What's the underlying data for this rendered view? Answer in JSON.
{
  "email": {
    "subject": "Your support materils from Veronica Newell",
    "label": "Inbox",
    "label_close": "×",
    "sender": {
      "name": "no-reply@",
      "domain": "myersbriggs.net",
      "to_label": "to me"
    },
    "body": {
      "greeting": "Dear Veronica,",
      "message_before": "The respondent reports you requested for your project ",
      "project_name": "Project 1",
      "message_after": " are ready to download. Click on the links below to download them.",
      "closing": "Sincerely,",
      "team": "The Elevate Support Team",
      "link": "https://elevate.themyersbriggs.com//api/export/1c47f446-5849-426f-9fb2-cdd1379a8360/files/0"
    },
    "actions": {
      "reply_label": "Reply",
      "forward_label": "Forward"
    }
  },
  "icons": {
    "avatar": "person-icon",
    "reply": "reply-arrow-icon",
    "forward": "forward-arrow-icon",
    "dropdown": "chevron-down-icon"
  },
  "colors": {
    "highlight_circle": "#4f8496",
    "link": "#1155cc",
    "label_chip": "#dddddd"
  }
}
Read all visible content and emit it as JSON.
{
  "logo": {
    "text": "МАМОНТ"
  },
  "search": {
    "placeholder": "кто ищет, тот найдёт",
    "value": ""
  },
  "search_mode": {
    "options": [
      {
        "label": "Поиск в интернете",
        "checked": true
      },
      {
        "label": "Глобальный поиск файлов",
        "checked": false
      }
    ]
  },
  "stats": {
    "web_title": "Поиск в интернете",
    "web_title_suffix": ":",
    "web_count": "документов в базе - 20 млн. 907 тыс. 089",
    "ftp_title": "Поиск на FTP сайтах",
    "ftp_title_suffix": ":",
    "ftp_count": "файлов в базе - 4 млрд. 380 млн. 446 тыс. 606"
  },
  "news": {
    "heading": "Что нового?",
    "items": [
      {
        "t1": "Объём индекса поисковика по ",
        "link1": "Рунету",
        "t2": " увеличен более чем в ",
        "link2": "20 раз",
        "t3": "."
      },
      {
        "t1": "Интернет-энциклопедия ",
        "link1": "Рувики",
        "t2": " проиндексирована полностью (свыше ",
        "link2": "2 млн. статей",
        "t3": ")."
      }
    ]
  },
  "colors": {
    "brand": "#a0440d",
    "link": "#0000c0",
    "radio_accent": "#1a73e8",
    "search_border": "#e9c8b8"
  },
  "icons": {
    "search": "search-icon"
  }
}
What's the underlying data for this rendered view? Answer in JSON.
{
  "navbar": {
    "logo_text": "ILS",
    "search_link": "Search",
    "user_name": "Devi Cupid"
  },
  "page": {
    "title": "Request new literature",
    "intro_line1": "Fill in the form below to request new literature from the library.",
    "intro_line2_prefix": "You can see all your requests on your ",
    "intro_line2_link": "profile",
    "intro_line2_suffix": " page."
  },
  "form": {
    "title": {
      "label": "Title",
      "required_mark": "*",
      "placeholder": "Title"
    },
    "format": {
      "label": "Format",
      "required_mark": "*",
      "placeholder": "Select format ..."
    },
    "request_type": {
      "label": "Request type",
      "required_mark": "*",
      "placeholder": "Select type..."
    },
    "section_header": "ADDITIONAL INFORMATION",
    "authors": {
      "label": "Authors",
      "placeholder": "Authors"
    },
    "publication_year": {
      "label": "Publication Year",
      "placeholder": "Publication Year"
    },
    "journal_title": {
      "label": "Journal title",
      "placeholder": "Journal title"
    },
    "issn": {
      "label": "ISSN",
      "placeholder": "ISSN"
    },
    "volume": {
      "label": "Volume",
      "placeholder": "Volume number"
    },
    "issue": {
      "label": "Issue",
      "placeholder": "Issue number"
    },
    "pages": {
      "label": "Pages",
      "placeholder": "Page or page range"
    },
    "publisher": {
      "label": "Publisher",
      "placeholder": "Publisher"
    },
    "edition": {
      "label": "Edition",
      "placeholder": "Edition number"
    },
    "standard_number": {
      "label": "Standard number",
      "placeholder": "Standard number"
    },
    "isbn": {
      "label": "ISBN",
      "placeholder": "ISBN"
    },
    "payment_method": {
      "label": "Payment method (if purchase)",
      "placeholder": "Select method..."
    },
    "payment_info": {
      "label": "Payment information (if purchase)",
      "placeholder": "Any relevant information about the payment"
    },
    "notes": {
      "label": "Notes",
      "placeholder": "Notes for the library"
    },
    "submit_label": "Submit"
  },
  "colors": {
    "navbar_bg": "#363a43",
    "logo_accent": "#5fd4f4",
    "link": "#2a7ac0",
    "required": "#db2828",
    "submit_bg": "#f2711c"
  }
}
========
Exercise:
Write an exact transcription of every entry above.

Complete response:
What's the underlying data for this rendered view? Answer in JSON.
{
  "email": {
    "subject": "Your support materils from Veronica Newell",
    "label": "Inbox",
    "label_close": "×",
    "sender": {
      "name": "no-reply@",
      "domain": "myersbriggs.net",
      "to_label": "to me"
    },
    "body": {
      "greeting": "Dear Veronica,",
      "message_before": "The respondent reports you requested for your project ",
      "project_name": "Project 1",
      "message_after": " are ready to download. Click on the links below to download them.",
      "closing": "Sincerely,",
      "team": "The Elevate Support Team",
      "link": "https://elevate.themyersbriggs.com//api/export/1c47f446-5849-426f-9fb2-cdd1379a8360/files/0"
    },
    "actions": {
      "reply_label": "Reply",
      "forward_label": "Forward"
    }
  },
  "icons": {
    "avatar": "person-icon",
    "reply": "reply-arrow-icon",
    "forward": "forward-arrow-icon",
    "dropdown": "chevron-down-icon"
  },
  "colors": {
    "highlight_circle": "#4f8496",
    "link": "#1155cc",
    "label_chip": "#dddddd"
  }
}
Read all visible content and emit it as JSON.
{
  "logo": {
    "text": "МАМОНТ"
  },
  "search": {
    "placeholder": "кто ищет, тот найдёт",
    "value": ""
  },
  "search_mode": {
    "options": [
      {
        "label": "Поиск в интернете",
        "checked": true
      },
      {
        "label": "Глобальный поиск файлов",
        "checked": false
      }
    ]
  },
  "stats": {
    "web_title": "Поиск в интернете",
    "web_title_suffix": ":",
    "web_count": "документов в базе - 20 млн. 907 тыс. 089",
    "ftp_title": "Поиск на FTP сайтах",
    "ftp_title_suffix": ":",
    "ftp_count": "файлов в базе - 4 млрд. 380 млн. 446 тыс. 606"
  },
  "news": {
    "heading": "Что нового?",
    "items": [
      {
        "t1": "Объём индекса поисковика по ",
        "link1": "Рунету",
        "t2": " увеличен более чем в ",
        "link2": "20 раз",
        "t3": "."
      },
      {
        "t1": "Интернет-энциклопедия ",
        "link1": "Рувики",
        "t2": " проиндексирована полностью (свыше ",
        "link2": "2 млн. статей",
        "t3": ")."
      }
    ]
  },
  "colors": {
    "brand": "#a0440d",
    "link": "#0000c0",
    "radio_accent": "#1a73e8",
    "search_border": "#e9c8b8"
  },
  "icons": {
    "search": "search-icon"
  }
}
What's the underlying data for this rendered view? Answer in JSON.
{
  "navbar": {
    "logo_text": "ILS",
    "search_link": "Search",
    "user_name": "Devi Cupid"
  },
  "page": {
    "title": "Request new literature",
    "intro_line1": "Fill in the form below to request new literature from the library.",
    "intro_line2_prefix": "You can see all your requests on your ",
    "intro_line2_link": "profile",
    "intro_line2_suffix": " page."
  },
  "form": {
    "title": {
      "label": "Title",
      "required_mark": "*",
      "placeholder": "Title"
    },
    "format": {
      "label": "Format",
      "required_mark": "*",
      "placeholder": "Select format ..."
    },
    "request_type": {
      "label": "Request type",
      "required_mark": "*",
      "placeholder": "Select type..."
    },
    "section_header": "ADDITIONAL INFORMATION",
    "authors": {
      "label": "Authors",
      "placeholder": "Authors"
    },
    "publication_year": {
      "label": "Publication Year",
      "placeholder": "Publication Year"
    },
    "journal_title": {
      "label": "Journal title",
      "placeholder": "Journal title"
    },
    "issn": {
      "label": "ISSN",
      "placeholder": "ISSN"
    },
    "volume": {
      "label": "Volume",
      "placeholder": "Volume number"
    },
    "issue": {
      "label": "Issue",
      "placeholder": "Issue number"
    },
    "pages": {
      "label": "Pages",
      "placeholder": "Page or page range"
    },
    "publisher": {
      "label": "Publisher",
      "placeholder": "Publisher"
    },
    "edition": {
      "label": "Edition",
      "placeholder": "Edition number"
    },
    "standard_number": {
      "label": "Standard number",
      "placeholder": "Standard number"
    },
    "isbn": {
      "label": "ISBN",
      "placeholder": "ISBN"
    },
    "payment_method": {
      "label": "Payment method (if purchase)",
      "placeholder": "Select method..."
    },
    "payment_info": {
      "label": "Payment information (if purchase)",
      "placeholder": "Any relevant information about the payment"
    },
    "notes": {
      "label": "Notes",
      "placeholder": "Notes for the library"
    },
    "submit_label": "Submit"
  },
  "colors": {
    "navbar_bg": "#363a43",
    "logo_accent": "#5fd4f4",
    "link": "#2a7ac0",
    "required": "#db2828",
    "submit_bg": "#f2711c"
  }
}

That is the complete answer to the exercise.